§ What you need to do
Change "Counts/sec" to "Counts per second" wherever it occurs in the records below, and give the lines again with everything else unchanged.

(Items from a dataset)
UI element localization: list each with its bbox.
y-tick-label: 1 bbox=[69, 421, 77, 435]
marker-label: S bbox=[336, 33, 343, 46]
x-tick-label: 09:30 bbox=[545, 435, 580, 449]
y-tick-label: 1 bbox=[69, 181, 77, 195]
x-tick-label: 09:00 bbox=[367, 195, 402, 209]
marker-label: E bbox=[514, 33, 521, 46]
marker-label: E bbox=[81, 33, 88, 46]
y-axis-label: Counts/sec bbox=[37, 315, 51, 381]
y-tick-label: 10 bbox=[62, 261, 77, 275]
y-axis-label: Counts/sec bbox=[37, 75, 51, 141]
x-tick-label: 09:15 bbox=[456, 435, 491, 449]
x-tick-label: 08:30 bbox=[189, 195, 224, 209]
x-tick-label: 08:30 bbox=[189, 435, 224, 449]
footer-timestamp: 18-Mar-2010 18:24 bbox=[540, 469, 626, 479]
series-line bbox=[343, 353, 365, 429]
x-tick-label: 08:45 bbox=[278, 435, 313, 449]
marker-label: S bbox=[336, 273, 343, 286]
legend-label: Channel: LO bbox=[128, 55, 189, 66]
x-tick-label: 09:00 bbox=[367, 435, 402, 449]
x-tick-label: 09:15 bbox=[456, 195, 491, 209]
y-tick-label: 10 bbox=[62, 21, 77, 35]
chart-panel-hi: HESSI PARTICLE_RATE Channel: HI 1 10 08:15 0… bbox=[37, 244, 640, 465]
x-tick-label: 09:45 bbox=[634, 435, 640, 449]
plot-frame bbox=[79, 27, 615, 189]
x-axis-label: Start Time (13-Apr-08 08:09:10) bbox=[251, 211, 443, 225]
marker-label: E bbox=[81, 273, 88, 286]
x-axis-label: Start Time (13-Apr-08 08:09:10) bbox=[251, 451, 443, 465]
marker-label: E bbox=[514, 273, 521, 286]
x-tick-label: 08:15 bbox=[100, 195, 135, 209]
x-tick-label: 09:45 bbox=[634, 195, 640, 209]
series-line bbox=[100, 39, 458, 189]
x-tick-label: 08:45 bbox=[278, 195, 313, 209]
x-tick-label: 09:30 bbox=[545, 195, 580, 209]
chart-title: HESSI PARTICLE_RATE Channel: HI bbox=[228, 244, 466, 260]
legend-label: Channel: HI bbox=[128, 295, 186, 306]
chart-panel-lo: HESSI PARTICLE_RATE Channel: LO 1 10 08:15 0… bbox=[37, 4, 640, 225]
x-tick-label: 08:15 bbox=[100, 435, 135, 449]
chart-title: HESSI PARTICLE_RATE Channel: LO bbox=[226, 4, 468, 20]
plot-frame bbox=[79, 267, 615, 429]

§ The output
UI element localization: list each with its bbox.
y-tick-label: 1 bbox=[69, 421, 77, 435]
marker-label: S bbox=[336, 33, 343, 46]
x-tick-label: 09:30 bbox=[545, 435, 580, 449]
y-tick-label: 1 bbox=[69, 181, 77, 195]
x-tick-label: 09:00 bbox=[367, 195, 402, 209]
marker-label: E bbox=[514, 33, 521, 46]
marker-label: E bbox=[81, 33, 88, 46]
y-axis-label: Counts per second bbox=[37, 315, 51, 381]
y-tick-label: 10 bbox=[62, 261, 77, 275]
y-axis-label: Counts per second bbox=[37, 75, 51, 141]
x-tick-label: 09:15 bbox=[456, 435, 491, 449]
x-tick-label: 08:30 bbox=[189, 195, 224, 209]
x-tick-label: 08:30 bbox=[189, 435, 224, 449]
footer-timestamp: 18-Mar-2010 18:24 bbox=[540, 469, 626, 479]
series-line bbox=[343, 353, 365, 429]
x-tick-label: 08:45 bbox=[278, 435, 313, 449]
marker-label: S bbox=[336, 273, 343, 286]
legend-label: Channel: LO bbox=[128, 55, 189, 66]
x-tick-label: 09:00 bbox=[367, 435, 402, 449]
x-tick-label: 09:15 bbox=[456, 195, 491, 209]
y-tick-label: 10 bbox=[62, 21, 77, 35]
chart-panel-hi: HESSI PARTICLE_RATE Channel: HI 1 10 08:15 0… bbox=[37, 244, 640, 465]
x-tick-label: 09:45 bbox=[634, 435, 640, 449]
plot-frame bbox=[79, 27, 615, 189]
x-axis-label: Start Time (13-Apr-08 08:09:10) bbox=[251, 211, 443, 225]
marker-label: E bbox=[81, 273, 88, 286]
x-axis-label: Start Time (13-Apr-08 08:09:10) bbox=[251, 451, 443, 465]
marker-label: E bbox=[514, 273, 521, 286]
x-tick-label: 08:15 bbox=[100, 195, 135, 209]
x-tick-label: 09:45 bbox=[634, 195, 640, 209]
series-line bbox=[100, 39, 458, 189]
x-tick-label: 08:45 bbox=[278, 195, 313, 209]
x-tick-label: 09:30 bbox=[545, 195, 580, 209]
chart-title: HESSI PARTICLE_RATE Channel: HI bbox=[228, 244, 466, 260]
legend-label: Channel: HI bbox=[128, 295, 186, 306]
chart-panel-lo: HESSI PARTICLE_RATE Channel: LO 1 10 08:15 0… bbox=[37, 4, 640, 225]
x-tick-label: 08:15 bbox=[100, 435, 135, 449]
chart-title: HESSI PARTICLE_RATE Channel: LO bbox=[226, 4, 468, 20]
plot-frame bbox=[79, 267, 615, 429]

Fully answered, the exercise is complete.